PROVIDED ENTRIES
# # # # # # #

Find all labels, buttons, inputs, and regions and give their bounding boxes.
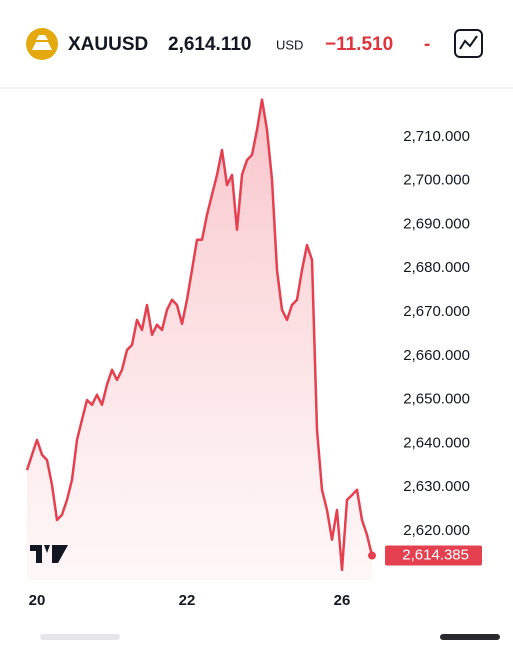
- last-point: [368, 551, 376, 560]
- y-tick-label: 2,630.000: [403, 478, 470, 495]
- x-tick-label: 22: [179, 592, 196, 609]
- bottom-tab: [440, 634, 500, 640]
- x-tick-label: 20: [29, 592, 46, 609]
- y-tick-label: 2,670.000: [403, 303, 470, 320]
- y-tick-label: 2,660.000: [403, 347, 470, 364]
- y-tick-label: 2,690.000: [403, 215, 470, 232]
- area: [27, 99, 372, 580]
- price-tag-label: 2,614.385: [402, 547, 469, 564]
- price-tag: [385, 545, 482, 566]
- price: 2,614.110: [168, 34, 251, 55]
- bottom-tab: [40, 634, 120, 640]
- currency: USD: [276, 37, 303, 52]
- change-percent: -: [424, 34, 430, 55]
- line: [25, 98, 374, 572]
- gold-bars: [32, 35, 52, 50]
- change: −11.510: [325, 34, 393, 55]
- y-tick-label: 2,710.000: [403, 128, 470, 145]
- tradingview-logo: [30, 545, 68, 563]
- plot: 2,620.000 2,630.000 2,640.000 2,650.000 2,66…: [25, 98, 482, 609]
- chart-button[interactable]: [454, 29, 483, 58]
- y-tick-label: 2,640.000: [403, 434, 470, 451]
- y-tick-label: 2,620.000: [403, 522, 470, 539]
- y-tick-label: 2,680.000: [403, 259, 470, 276]
- x-tick-label: 26: [334, 592, 351, 609]
- y-tick-label: 2,700.000: [403, 172, 470, 189]
- chart-button-icon: [459, 35, 478, 50]
- y-tick-label: 2,650.000: [403, 391, 470, 408]
- symbol: XAUUSD: [68, 34, 148, 55]
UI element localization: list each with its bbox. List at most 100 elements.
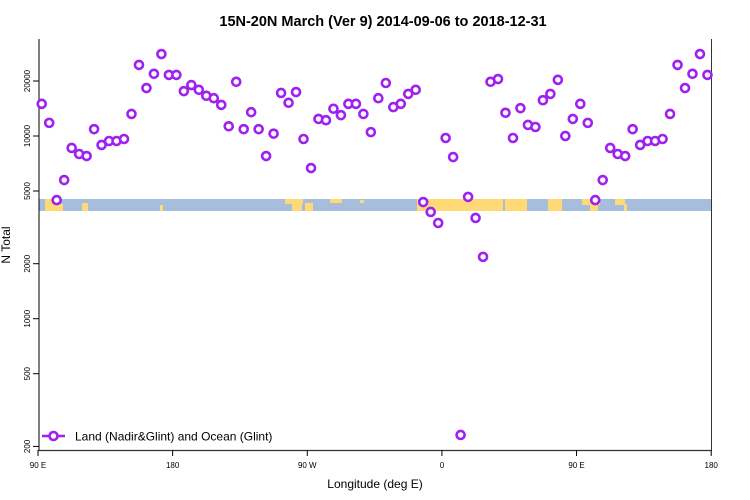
data-point — [657, 133, 668, 145]
data-point — [133, 59, 145, 71]
land-patch — [624, 204, 627, 211]
data-point — [455, 429, 466, 441]
land-patch — [285, 199, 303, 204]
data-point — [305, 162, 317, 174]
data-point — [440, 132, 451, 144]
data-point — [694, 48, 706, 60]
data-point — [627, 123, 638, 135]
ocean-band — [39, 199, 711, 211]
data-point — [515, 102, 526, 114]
land-patch — [590, 205, 598, 211]
land-ocean-band — [39, 199, 711, 211]
data-point — [589, 194, 601, 206]
data-point — [365, 126, 377, 138]
data-point — [58, 174, 70, 186]
data-point — [148, 68, 160, 80]
y-ticks: 200 500 1000 2000 5000 10000 20000 — [23, 69, 39, 453]
data-point — [245, 106, 257, 118]
data-point — [171, 69, 182, 81]
data-point — [537, 94, 549, 106]
data-point — [230, 76, 242, 88]
data-point — [298, 133, 309, 145]
data-point — [223, 121, 235, 132]
data-point — [492, 73, 504, 85]
data-point — [118, 133, 130, 145]
land-patch — [417, 199, 503, 211]
data-point — [178, 85, 190, 97]
data-point — [238, 123, 249, 135]
data-point — [253, 123, 264, 135]
data-point — [574, 98, 586, 110]
y-tick-label: 10000 — [23, 124, 32, 147]
data-point — [470, 212, 481, 224]
data-point — [268, 128, 279, 139]
data-point — [619, 150, 631, 162]
data-point — [186, 79, 197, 91]
land-patch — [330, 199, 342, 203]
data-point — [260, 150, 272, 162]
data-point — [275, 87, 287, 99]
data-point — [380, 77, 392, 89]
data-point — [545, 88, 556, 100]
x-tick-label: 90 W — [298, 461, 317, 470]
data-point — [477, 251, 489, 263]
y-axis-label: N Total — [0, 226, 13, 263]
data-point — [290, 86, 302, 98]
data-point — [507, 132, 519, 144]
data-point — [335, 109, 347, 121]
y-tick-label: 5000 — [23, 182, 32, 200]
data-point — [283, 97, 294, 109]
land-patch — [160, 205, 163, 211]
x-tick-label: 180 — [705, 461, 719, 470]
data-point — [664, 108, 676, 120]
data-point — [530, 121, 541, 133]
chart-title: 15N-20N March (Ver 9) 2014-09-06 to 2018… — [219, 14, 546, 30]
land-patch — [548, 199, 562, 211]
data-point — [500, 107, 511, 119]
legend-marker — [48, 430, 59, 442]
data-point — [141, 82, 152, 94]
data-point — [373, 92, 384, 104]
data-point — [215, 99, 227, 111]
data-point — [552, 74, 564, 86]
x-axis-label: Longitude (deg E) — [327, 477, 422, 491]
data-point — [417, 196, 429, 208]
data-point — [36, 98, 48, 110]
data-point — [410, 84, 422, 96]
land-patch — [360, 200, 364, 203]
data-point — [328, 103, 339, 115]
data-point — [560, 130, 571, 142]
legend-label: Land (Nadir&Glint) and Ocean (Glint) — [75, 430, 272, 444]
data-point — [604, 142, 616, 154]
land-patch — [82, 203, 88, 211]
y-tick-label: 2000 — [23, 254, 32, 272]
data-point — [567, 113, 579, 125]
data-point — [462, 191, 474, 203]
data-points — [36, 48, 713, 441]
x-tick-label: 0 — [440, 461, 445, 470]
data-point — [687, 68, 698, 80]
data-point — [208, 92, 220, 104]
data-point — [81, 150, 92, 162]
data-point — [447, 151, 459, 163]
x-tick-label: 90 E — [30, 461, 46, 470]
data-point — [320, 114, 332, 126]
data-point — [597, 174, 609, 186]
data-point — [432, 217, 444, 229]
data-point — [51, 194, 63, 206]
land-patch — [58, 204, 63, 211]
data-point — [395, 98, 407, 110]
data-point — [88, 123, 100, 135]
x-tick-label: 180 — [166, 461, 180, 470]
data-point — [679, 82, 691, 94]
legend: Land (Nadir&Glint) and Ocean (Glint) — [42, 430, 272, 444]
data-point — [672, 59, 683, 71]
data-point — [156, 48, 167, 60]
data-point — [702, 69, 713, 81]
x-tick-label: 90 E — [568, 461, 584, 470]
land-patch — [305, 203, 313, 211]
data-point — [402, 88, 414, 100]
data-point — [126, 108, 137, 120]
data-point — [582, 117, 594, 129]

# # # # # # #

Reproduce the lines from the one containing "- last-point: [368, 551, 376, 560]" through the one containing "- price: 2,614.110: [168, 34, 251, 55]", changing every "y-tick-label" to "price-axis-label" and leaving everything else unchanged.

FINAL RESULT
- last-point: [368, 551, 376, 560]
- price-axis-label: 2,630.000: [403, 478, 470, 495]
- x-tick-label: 22: [179, 592, 196, 609]
- bottom-tab: [440, 634, 500, 640]
- x-tick-label: 20: [29, 592, 46, 609]
- price-axis-label: 2,670.000: [403, 303, 470, 320]
- price-axis-label: 2,660.000: [403, 347, 470, 364]
- price-axis-label: 2,690.000: [403, 215, 470, 232]
- area: [27, 99, 372, 580]
- price-tag-label: 2,614.385: [402, 547, 469, 564]
- price-tag: [385, 545, 482, 566]
- price: 2,614.110: [168, 34, 251, 55]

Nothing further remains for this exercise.